◆ **Requirement**
Write each record again exactly as it stands.

— begin Listed records —

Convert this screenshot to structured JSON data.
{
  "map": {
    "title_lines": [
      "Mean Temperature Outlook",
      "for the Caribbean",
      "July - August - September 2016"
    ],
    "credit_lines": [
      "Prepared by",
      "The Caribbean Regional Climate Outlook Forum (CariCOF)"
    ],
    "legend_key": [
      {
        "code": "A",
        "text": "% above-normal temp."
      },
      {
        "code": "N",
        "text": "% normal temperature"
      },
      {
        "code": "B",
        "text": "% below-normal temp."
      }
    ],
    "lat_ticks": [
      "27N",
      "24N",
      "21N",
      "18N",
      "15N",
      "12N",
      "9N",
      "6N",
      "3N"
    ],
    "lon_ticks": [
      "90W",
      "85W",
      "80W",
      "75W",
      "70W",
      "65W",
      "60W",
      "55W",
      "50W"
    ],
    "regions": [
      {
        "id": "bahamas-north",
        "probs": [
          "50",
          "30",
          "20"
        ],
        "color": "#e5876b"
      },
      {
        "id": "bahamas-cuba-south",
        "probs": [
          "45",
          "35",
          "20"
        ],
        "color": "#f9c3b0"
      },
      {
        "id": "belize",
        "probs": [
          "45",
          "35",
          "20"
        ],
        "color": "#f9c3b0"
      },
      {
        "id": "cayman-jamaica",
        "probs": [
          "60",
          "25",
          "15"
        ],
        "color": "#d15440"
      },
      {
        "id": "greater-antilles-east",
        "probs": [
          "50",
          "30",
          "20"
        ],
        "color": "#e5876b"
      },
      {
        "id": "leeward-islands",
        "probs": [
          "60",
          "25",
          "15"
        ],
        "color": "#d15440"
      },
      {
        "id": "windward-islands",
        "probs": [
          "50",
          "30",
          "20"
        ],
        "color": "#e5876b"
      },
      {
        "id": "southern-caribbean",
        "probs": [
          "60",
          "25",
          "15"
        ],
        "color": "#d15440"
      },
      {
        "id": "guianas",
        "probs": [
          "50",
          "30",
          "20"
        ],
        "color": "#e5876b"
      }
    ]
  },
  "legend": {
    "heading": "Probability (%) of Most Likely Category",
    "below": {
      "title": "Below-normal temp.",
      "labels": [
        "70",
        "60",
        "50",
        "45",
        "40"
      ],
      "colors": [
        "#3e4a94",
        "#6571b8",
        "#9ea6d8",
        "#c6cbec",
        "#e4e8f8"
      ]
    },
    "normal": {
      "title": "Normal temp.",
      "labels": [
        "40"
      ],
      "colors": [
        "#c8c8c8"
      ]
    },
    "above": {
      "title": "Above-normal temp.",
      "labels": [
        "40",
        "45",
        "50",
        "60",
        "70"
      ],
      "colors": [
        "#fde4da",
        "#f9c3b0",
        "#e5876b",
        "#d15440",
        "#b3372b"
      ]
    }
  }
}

— end Listed records —

◆ **Finished answer**
Convert this screenshot to structured JSON data.
{
  "map": {
    "title_lines": [
      "Mean Temperature Outlook",
      "for the Caribbean",
      "July - August - September 2016"
    ],
    "credit_lines": [
      "Prepared by",
      "The Caribbean Regional Climate Outlook Forum (CariCOF)"
    ],
    "legend_key": [
      {
        "code": "A",
        "text": "% above-normal temp."
      },
      {
        "code": "N",
        "text": "% normal temperature"
      },
      {
        "code": "B",
        "text": "% below-normal temp."
      }
    ],
    "lat_ticks": [
      "27N",
      "24N",
      "21N",
      "18N",
      "15N",
      "12N",
      "9N",
      "6N",
      "3N"
    ],
    "lon_ticks": [
      "90W",
      "85W",
      "80W",
      "75W",
      "70W",
      "65W",
      "60W",
      "55W",
      "50W"
    ],
    "regions": [
      {
        "id": "bahamas-north",
        "probs": [
          "50",
          "30",
          "20"
        ],
        "color": "#e5876b"
      },
      {
        "id": "bahamas-cuba-south",
        "probs": [
          "45",
          "35",
          "20"
        ],
        "color": "#f9c3b0"
      },
      {
        "id": "belize",
        "probs": [
          "45",
          "35",
          "20"
        ],
        "color": "#f9c3b0"
      },
      {
        "id": "cayman-jamaica",
        "probs": [
          "60",
          "25",
          "15"
        ],
        "color": "#d15440"
      },
      {
        "id": "greater-antilles-east",
        "probs": [
          "50",
          "30",
          "20"
        ],
        "color": "#e5876b"
      },
      {
        "id": "leeward-islands",
        "probs": [
          "60",
          "25",
          "15"
        ],
        "color": "#d15440"
      },
      {
        "id": "windward-islands",
        "probs": [
          "50",
          "30",
          "20"
        ],
        "color": "#e5876b"
      },
      {
        "id": "southern-caribbean",
        "probs": [
          "60",
          "25",
          "15"
        ],
        "color": "#d15440"
      },
      {
        "id": "guianas",
        "probs": [
          "50",
          "30",
          "20"
        ],
        "color": "#e5876b"
      }
    ]
  },
  "legend": {
    "heading": "Probability (%) of Most Likely Category",
    "below": {
      "title": "Below-normal temp.",
      "labels": [
        "70",
        "60",
        "50",
        "45",
        "40"
      ],
      "colors": [
        "#3e4a94",
        "#6571b8",
        "#9ea6d8",
        "#c6cbec",
        "#e4e8f8"
      ]
    },
    "normal": {
      "title": "Normal temp.",
      "labels": [
        "40"
      ],
      "colors": [
        "#c8c8c8"
      ]
    },
    "above": {
      "title": "Above-normal temp.",
      "labels": [
        "40",
        "45",
        "50",
        "60",
        "70"
      ],
      "colors": [
        "#fde4da",
        "#f9c3b0",
        "#e5876b",
        "#d15440",
        "#b3372b"
      ]
    }
  }
}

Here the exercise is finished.